What this task involves
Copy each of the entries below faithfully, setting aside any pictures.

-- start Material provided --

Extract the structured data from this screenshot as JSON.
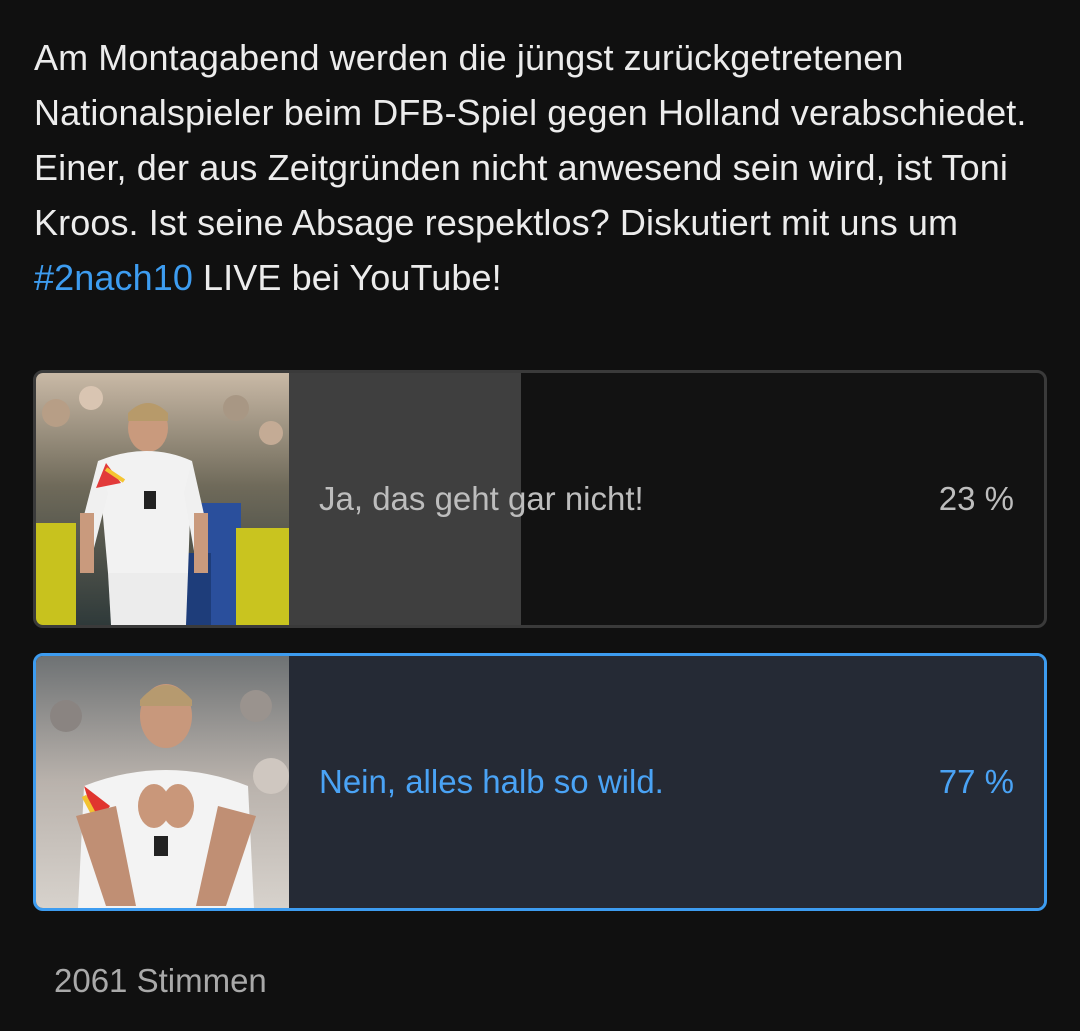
{
  "post": {
    "text_before_hashtag": "Am Montagabend werden die jüngst zurückgetretenen Nationalspieler beim DFB-Spiel gegen Holland verabschiedet. Einer, der aus Zeitgründen nicht anwesend sein wird, ist Toni Kroos. Ist seine Absage respektlos? Diskutiert mit uns um ",
    "hashtag": "#2nach10",
    "text_after_hashtag": " LIVE bei YouTube!"
  },
  "poll": {
    "options": [
      {
        "label": "Ja, das geht gar nicht!",
        "percent_text": "23 %",
        "share": 0.23,
        "selected": false,
        "image": "player-standing-photo"
      },
      {
        "label": "Nein, alles halb so wild.",
        "percent_text": "77 %",
        "share": 0.77,
        "selected": true,
        "image": "player-applauding-photo"
      }
    ],
    "votes_text": "2061 Stimmen"
  },
  "colors": {
    "background": "#101010",
    "accent": "#3d9cf0",
    "selected_bar": "#252a35",
    "unselected_bar": "#3f3f3f"
  }
}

-- end Material provided --

Solution
Extract the structured data from this screenshot as JSON.
{
  "post": {
    "text_before_hashtag": "Am Montagabend werden die jüngst zurückgetretenen Nationalspieler beim DFB-Spiel gegen Holland verabschiedet. Einer, der aus Zeitgründen nicht anwesend sein wird, ist Toni Kroos. Ist seine Absage respektlos? Diskutiert mit uns um ",
    "hashtag": "#2nach10",
    "text_after_hashtag": " LIVE bei YouTube!"
  },
  "poll": {
    "options": [
      {
        "label": "Ja, das geht gar nicht!",
        "percent_text": "23 %",
        "share": 0.23,
        "selected": false,
        "image": "player-standing-photo"
      },
      {
        "label": "Nein, alles halb so wild.",
        "percent_text": "77 %",
        "share": 0.77,
        "selected": true,
        "image": "player-applauding-photo"
      }
    ],
    "votes_text": "2061 Stimmen"
  },
  "colors": {
    "background": "#101010",
    "accent": "#3d9cf0",
    "selected_bar": "#252a35",
    "unselected_bar": "#3f3f3f"
  }
}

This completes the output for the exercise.